Instruções:
1) Segundo o texto sobre a chefia feminina de domicílios, por que o surgimento de mulheres como chefes de domicílio no século XIX foi tratado como um fenômeno? Responda em até três frases.
2) Reproduza o trecho do texto sobre a chefia feminina de domicílios que começa em "O outro lado" e termina em "e seus casarões.", alterando "fenômeno" para "acontecimento singular".
3) Indique se cada afirmação abaixo está de acordo com o texto sobre a chefia feminina de domicílios, respondendo sim ou não e citando literalmente as palavras do texto que o comprovam.
(a) As chefias femininas de famílias foram exclusivas de áreas economicamente desfavorecidas da cidade de São Paulo.
(b) O estudo analisa as estruturas domiciliares em Campinas.
(c) O objetivo do estudo foi enaltecer as obras do morgado de Mateus.

━━ Texto de origem ━━

O outro lado da família brasileira

The other side of brazilian family.

Paulo Eduardo Teixeira – historiador, professor da UNESP campus de Marília, SP.

A presença de mulheres na chefia de domicílios apareceu como um fenômeno na sociedade brasileira, especialmente no século XIX. Esse surgimento foi tratado, sim, como fenômeno, pois, em uma sociedade caracterizada pelo poder masculino sobre o feminino, a mulher, sob o aspecto de chefe de família, parecia destoar da imagem construída no imaginário social, em que predominavam os senhores de escravos e seus casarões.

Longe de ser um acontecimento exclusivo de áreas economicamente desfavorecidas para a cidade de São Paulo, as chefias femininas de famílias existiram de maneira representativa. Os resultados dos trabalhos já publicados demonstram que se buscam explicações para o aparecimento das mulheres como chefes de domicílio. A cada novo estudo surgem perspectivas e explicações diversas, capazes de sustentar que na sociedade do século XIX, tanto no Brasil como em diversas partes da América Latina, essa chefia feminina foi uma realidade.

O estudo apresentado no meu livro vincula aspectos relacionados ao povoamento da capitania de São Paulo à estrutura dos domicílios e ao viver das mulheres que se tornaram chefes de família. Retomando alguns problemas enfrentados inicialmente pelo governo do morgado de Mateus em relação à falta de pessoas, busca-se perceber como essas dificuldades foram tratadas a partir do estudo das estruturas domiciliares em Campinas, localidade que saiu do anonimato e passou a crescer em seu governo.

O objetivo não foi enaltecer as obras desse representante da Corte portuguesa, nem tampouco restringir-se ao período de seu governo, ou seja, 1765 foi apenas um marco no qual balizamos as nossas considerações iniciais com a finalidade de perceber melhor a política colonizadora personalista, que representou exclusivamente os interesses da metrópole.

━━━
━━ Dados apresentados ━━

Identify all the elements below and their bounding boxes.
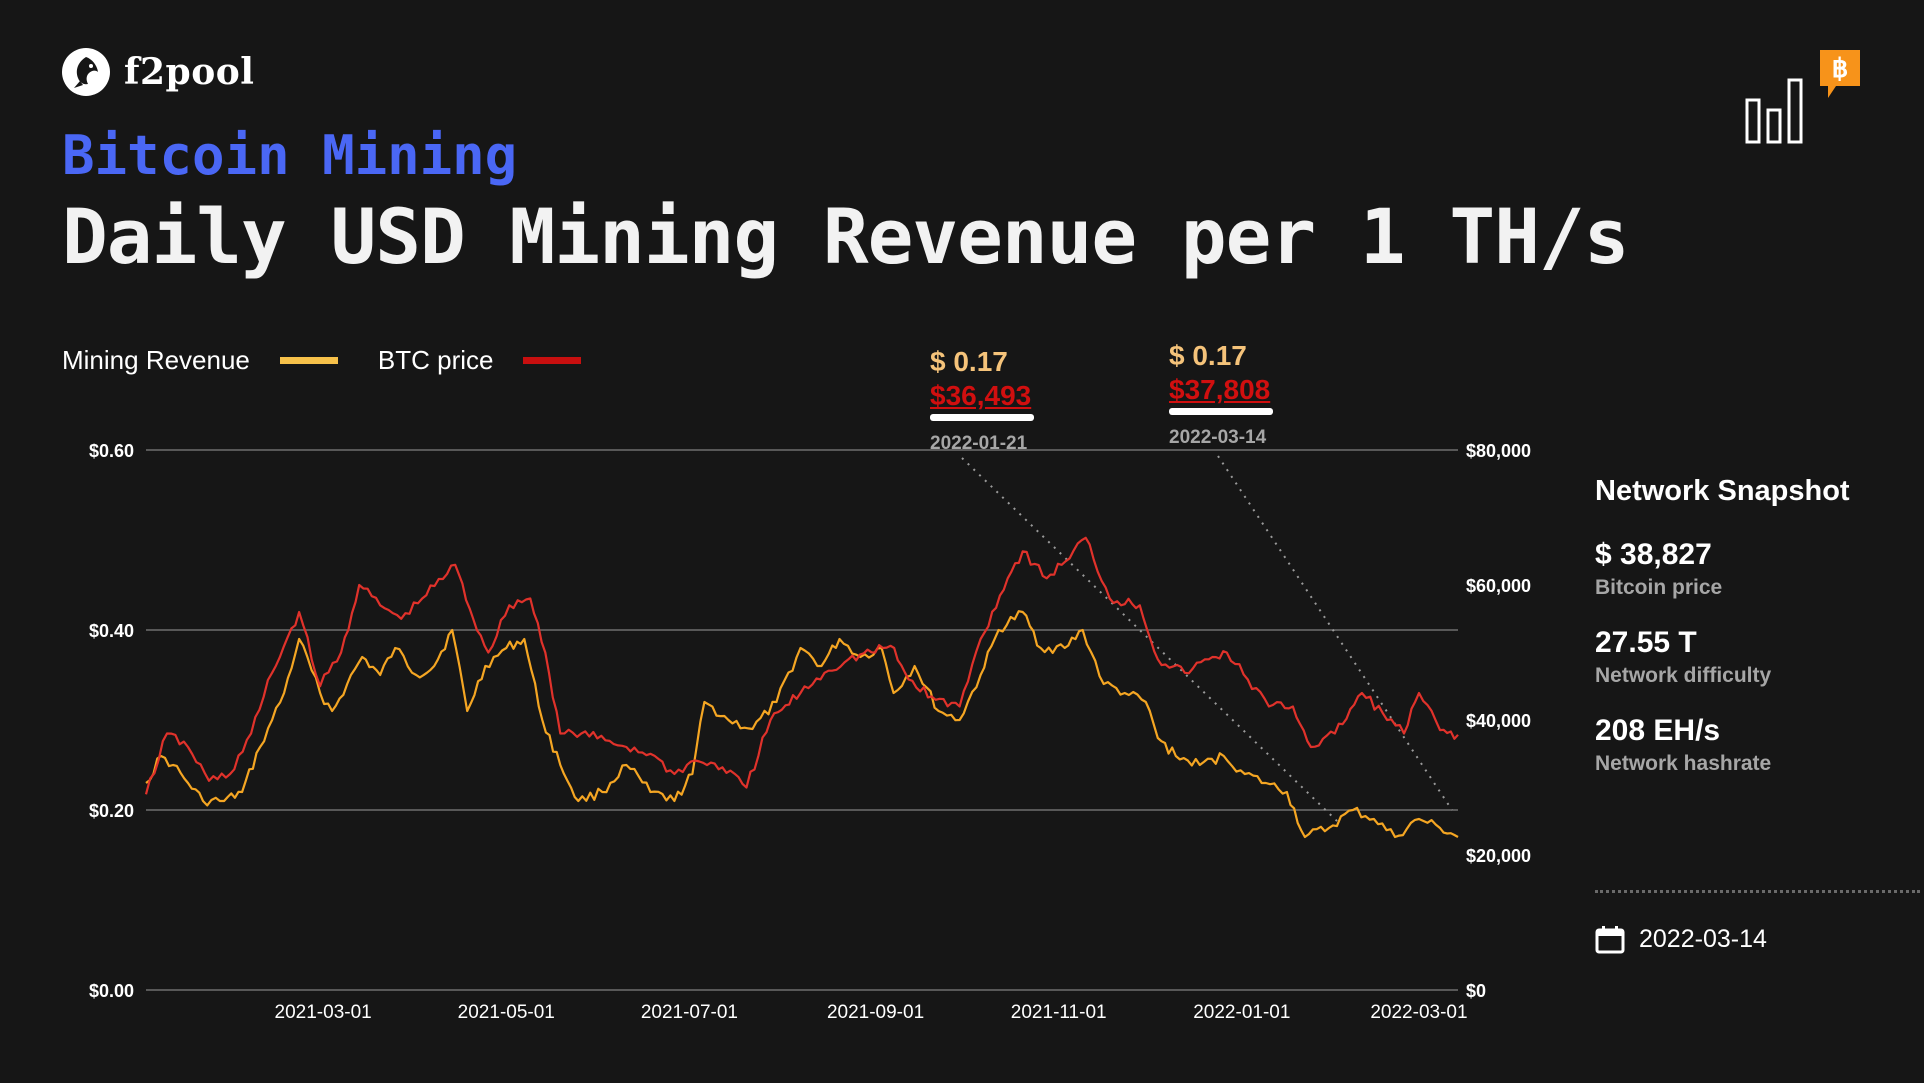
y-right-tick-label: $40,000: [1466, 711, 1531, 731]
x-tick-label: 2021-11-01: [1011, 1002, 1107, 1023]
y-right-tick-label: $20,000: [1466, 846, 1531, 866]
subtitle: Bitcoin Mining: [62, 124, 518, 187]
snapshot-date: 2022-03-14: [1639, 925, 1767, 953]
callout-date: 2022-03-14: [1169, 427, 1267, 448]
legend-label-revenue: Mining Revenue: [62, 345, 250, 375]
series-line-price: [144, 536, 1459, 795]
page-title: Daily USD Mining Revenue per 1 TH/s: [62, 192, 1629, 281]
callout-1: $ 0.17 $36,493 2022-01-21: [930, 346, 1034, 455]
y-left-tick-label: $0.00: [89, 981, 134, 1001]
callout-underline: [1169, 408, 1273, 415]
snapshot-label: Network difficulty: [1595, 664, 1772, 687]
callout-revenue: $ 0.17: [930, 346, 1008, 377]
svg-text:฿: ฿: [1832, 53, 1849, 83]
snapshot-date-row: 2022-03-14: [1595, 925, 1767, 954]
f2pool-logo: f2pool: [62, 48, 254, 96]
snapshot-item-price: $ 38,827 Bitcoin price: [1595, 538, 1915, 600]
legend-label-price: BTC price: [377, 345, 494, 375]
snapshot-value: $ 38,827: [1595, 538, 1712, 571]
y-right-tick-label: $60,000: [1466, 576, 1531, 596]
legend-swatch-revenue: [279, 357, 338, 364]
callout-price: $37,808: [1169, 374, 1271, 405]
legend-swatch-price: [523, 357, 582, 364]
callout-2: $ 0.17 $37,808 2022-03-14: [1169, 340, 1273, 449]
snapshot-label: Network hashrate: [1595, 752, 1772, 775]
y-left-tick-label: $0.40: [89, 621, 134, 641]
callout-leader-line: [1217, 455, 1453, 811]
x-tick-label: 2021-09-01: [827, 1002, 924, 1023]
series-line-revenue: [145, 610, 1459, 839]
snapshot-value: 208 EH/s: [1595, 714, 1721, 747]
x-tick-label: 2021-05-01: [458, 1002, 555, 1023]
y-right-tick-label: $80,000: [1466, 441, 1531, 461]
snapshot-item-difficulty: 27.55 T Network difficulty: [1595, 626, 1915, 688]
x-tick-label: 2022-01-01: [1193, 1002, 1290, 1023]
x-tick-label: 2021-03-01: [275, 1002, 372, 1023]
y-left-tick-label: $0.20: [89, 801, 134, 821]
network-snapshot: Network Snapshot $ 38,827 Bitcoin price …: [1595, 475, 1915, 802]
x-tick-label: 2022-03-01: [1370, 1002, 1467, 1023]
x-tick-label: 2021-07-01: [641, 1002, 738, 1023]
y-right-tick-label: $0: [1466, 981, 1486, 1001]
snapshot-label: Bitcoin price: [1595, 576, 1723, 599]
snapshot-title: Network Snapshot: [1595, 475, 1850, 507]
snapshot-item-hashrate: 208 EH/s Network hashrate: [1595, 714, 1915, 776]
y-left-tick-label: $0.60: [89, 441, 134, 461]
logo-text: f2pool: [124, 51, 255, 93]
callout-price: $36,493: [930, 380, 1032, 411]
snapshot-divider: [1595, 890, 1920, 893]
callout-revenue: $ 0.17: [1169, 340, 1247, 371]
legend: Mining Revenue BTC price: [62, 345, 621, 376]
callout-underline: [930, 414, 1034, 421]
callout-date: 2022-01-21: [930, 433, 1028, 454]
bitcoin-chart-icon: ฿: [1745, 50, 1860, 144]
calendar-icon: [1595, 925, 1625, 953]
snapshot-value: 27.55 T: [1595, 626, 1697, 659]
fish-logo-icon: [62, 48, 110, 96]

━━━

Respostas por tarefa:
1) A sociedade brasileira era caracterizada pelo poder masculino sobre o feminino. Por isso, a mulher como chefe de família parecia destoar da imagem construída no imaginário social, na qual predominavam os senhores de escravos e seus casarões.

2)
O outro lado da família brasileira

The other side of brazilian family.

Paulo Eduardo Teixeira – historiador, professor da UNESP campus de Marília, SP.

A presença de mulheres na chefia de domicílios apareceu como um acontecimento singular na sociedade brasileira, especialmente no século XIX. Esse surgimento foi tratado, sim, como acontecimento singular, pois, em uma sociedade caracterizada pelo poder masculino sobre o feminino, a mulher, sob o aspecto de chefe de família, parecia destoar da imagem construída no imaginário social, em que predominavam os senhores de escravos e seus casarões.

3)
(a) Não: "Longe de ser um acontecimento exclusivo de áreas economicamente desfavorecidas para a cidade de São Paulo, as chefias femininas de famílias existiram de maneira representativa."
(b) Sim: "a partir do estudo das estruturas domiciliares em Campinas"
(c) Não: "O objetivo não foi enaltecer as obras desse representante da Corte portuguesa"